Written request 1: Output the passage of the patent claims from "21. The regeneration" to "the oxygen-containing gas.", copied word for word.

Supplied passage:
>> START

19. The regeneration apparatus of claim 18 wherein the heater means includes an electrical heating element.

20. The regeneration apparatus of claim 1 wherein the regeneration means includes an annular member having a lip section, and positioning means for moving the lip section selectively toward the second end of the trap core forming a relatively tight seal therearound for reverse flow regeneration, and selectively away therefrom for normal forward flow filtering operation.

21. The regeneration apparatus of claim 20 wherein the positioning means includes a cap, a piston head within the cap, and an actuating chamber defined therebetween in selective communication with the source of the oxygen-containing gas.

22. The regeneration apparatus of claim 20 wherein the positioning means includes a bellows in selective communication with the source.

23. The regeneration apparatus of claim 1 wherein the trap core is of the ceramic, porous wall flow type, and the source of the oxygen-containing gas is pressurized air supplied independently of the exhaust gases.

>> END

Input:
>> START

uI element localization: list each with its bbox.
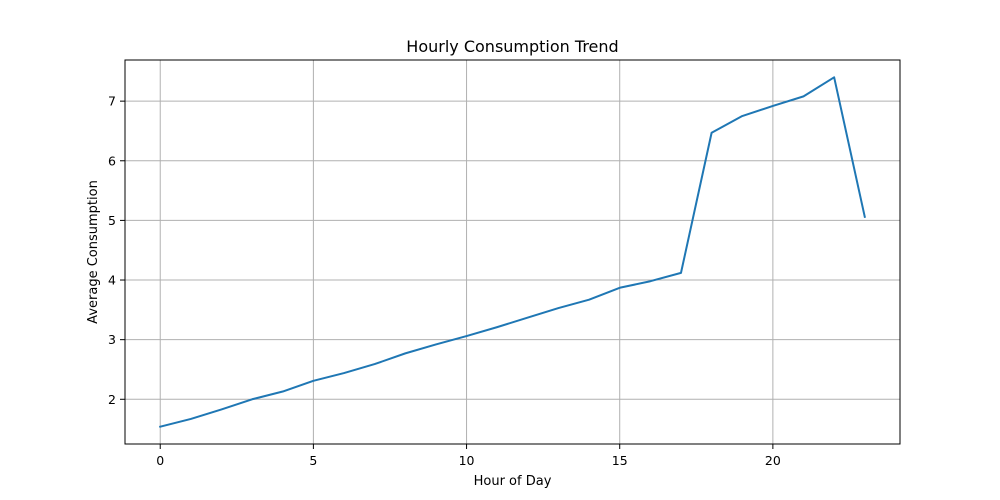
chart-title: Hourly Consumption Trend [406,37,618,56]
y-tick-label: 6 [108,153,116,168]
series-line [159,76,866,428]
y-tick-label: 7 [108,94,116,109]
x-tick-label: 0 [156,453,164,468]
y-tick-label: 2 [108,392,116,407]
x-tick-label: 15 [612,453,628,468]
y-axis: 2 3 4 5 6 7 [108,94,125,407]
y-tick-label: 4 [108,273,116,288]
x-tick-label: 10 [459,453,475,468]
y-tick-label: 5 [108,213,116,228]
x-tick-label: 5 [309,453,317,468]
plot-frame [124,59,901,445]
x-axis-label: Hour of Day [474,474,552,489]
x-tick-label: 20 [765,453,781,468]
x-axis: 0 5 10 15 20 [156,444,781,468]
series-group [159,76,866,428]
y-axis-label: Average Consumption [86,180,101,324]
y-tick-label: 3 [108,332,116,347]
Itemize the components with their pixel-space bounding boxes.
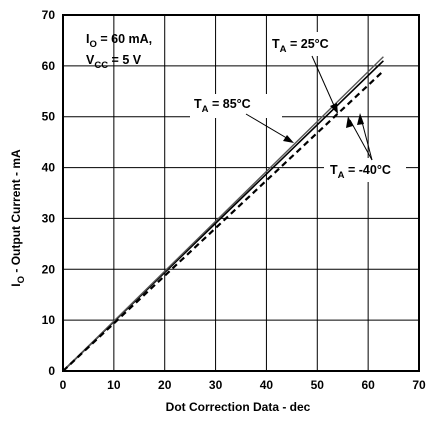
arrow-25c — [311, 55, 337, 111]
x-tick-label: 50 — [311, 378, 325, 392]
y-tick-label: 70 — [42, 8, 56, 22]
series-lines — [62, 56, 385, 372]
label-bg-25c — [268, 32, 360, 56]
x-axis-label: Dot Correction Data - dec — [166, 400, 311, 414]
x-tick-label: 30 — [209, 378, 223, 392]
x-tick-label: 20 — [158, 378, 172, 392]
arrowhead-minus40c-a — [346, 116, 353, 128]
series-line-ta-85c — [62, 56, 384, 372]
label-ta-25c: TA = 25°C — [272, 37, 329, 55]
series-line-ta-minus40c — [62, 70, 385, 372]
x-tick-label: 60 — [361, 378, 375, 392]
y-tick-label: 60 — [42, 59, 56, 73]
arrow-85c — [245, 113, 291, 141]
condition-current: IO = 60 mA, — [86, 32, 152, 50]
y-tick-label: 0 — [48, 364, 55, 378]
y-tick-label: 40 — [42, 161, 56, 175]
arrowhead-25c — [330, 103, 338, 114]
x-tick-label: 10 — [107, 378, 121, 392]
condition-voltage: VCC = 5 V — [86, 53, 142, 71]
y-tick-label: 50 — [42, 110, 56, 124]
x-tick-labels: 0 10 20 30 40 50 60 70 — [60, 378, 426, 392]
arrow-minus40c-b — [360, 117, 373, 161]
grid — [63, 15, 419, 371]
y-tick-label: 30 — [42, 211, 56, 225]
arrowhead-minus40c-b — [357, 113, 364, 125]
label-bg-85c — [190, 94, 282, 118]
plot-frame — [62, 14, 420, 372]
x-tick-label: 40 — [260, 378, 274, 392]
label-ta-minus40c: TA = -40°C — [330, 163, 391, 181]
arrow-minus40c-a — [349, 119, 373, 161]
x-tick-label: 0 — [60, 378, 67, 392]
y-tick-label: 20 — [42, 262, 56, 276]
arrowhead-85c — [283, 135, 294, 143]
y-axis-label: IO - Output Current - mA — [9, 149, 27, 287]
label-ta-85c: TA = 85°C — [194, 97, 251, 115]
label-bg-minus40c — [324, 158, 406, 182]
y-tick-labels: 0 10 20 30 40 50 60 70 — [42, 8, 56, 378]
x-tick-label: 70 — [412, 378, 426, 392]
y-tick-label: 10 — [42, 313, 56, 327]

>> END

Written request 2: Return the lines of the listing from the line with "arrow-25c — [311, 55, 337, 111]" to the line with "grid — [63, 15, 419, 371]", both included, reproduced character for character.

Task solution 1:
21. The regeneration apparatus of claim 20 wherein the positioning means includes a cap, a piston head within the cap, and an actuating chamber defined therebetween in selective communication with the source of the oxygen-containing gas.

Task solution 2:
arrow-25c — [311, 55, 337, 111]
x-tick-label: 50 — [311, 378, 325, 392]
y-tick-label: 70 — [42, 8, 56, 22]
series-lines — [62, 56, 385, 372]
label-bg-25c — [268, 32, 360, 56]
x-axis-label: Dot Correction Data - dec — [166, 400, 311, 414]
x-tick-label: 30 — [209, 378, 223, 392]
x-tick-label: 20 — [158, 378, 172, 392]
arrowhead-minus40c-a — [346, 116, 353, 128]
series-line-ta-85c — [62, 56, 384, 372]
label-ta-25c: TA = 25°C — [272, 37, 329, 55]
series-line-ta-minus40c — [62, 70, 385, 372]
x-tick-label: 60 — [361, 378, 375, 392]
y-tick-label: 60 — [42, 59, 56, 73]
arrow-85c — [245, 113, 291, 141]
condition-current: IO = 60 mA, — [86, 32, 152, 50]
y-tick-label: 0 — [48, 364, 55, 378]
y-tick-label: 40 — [42, 161, 56, 175]
arrowhead-25c — [330, 103, 338, 114]
x-tick-label: 10 — [107, 378, 121, 392]
condition-voltage: VCC = 5 V — [86, 53, 142, 71]
y-tick-label: 50 — [42, 110, 56, 124]
x-tick-labels: 0 10 20 30 40 50 60 70 — [60, 378, 426, 392]
arrow-minus40c-b — [360, 117, 373, 161]
grid — [63, 15, 419, 371]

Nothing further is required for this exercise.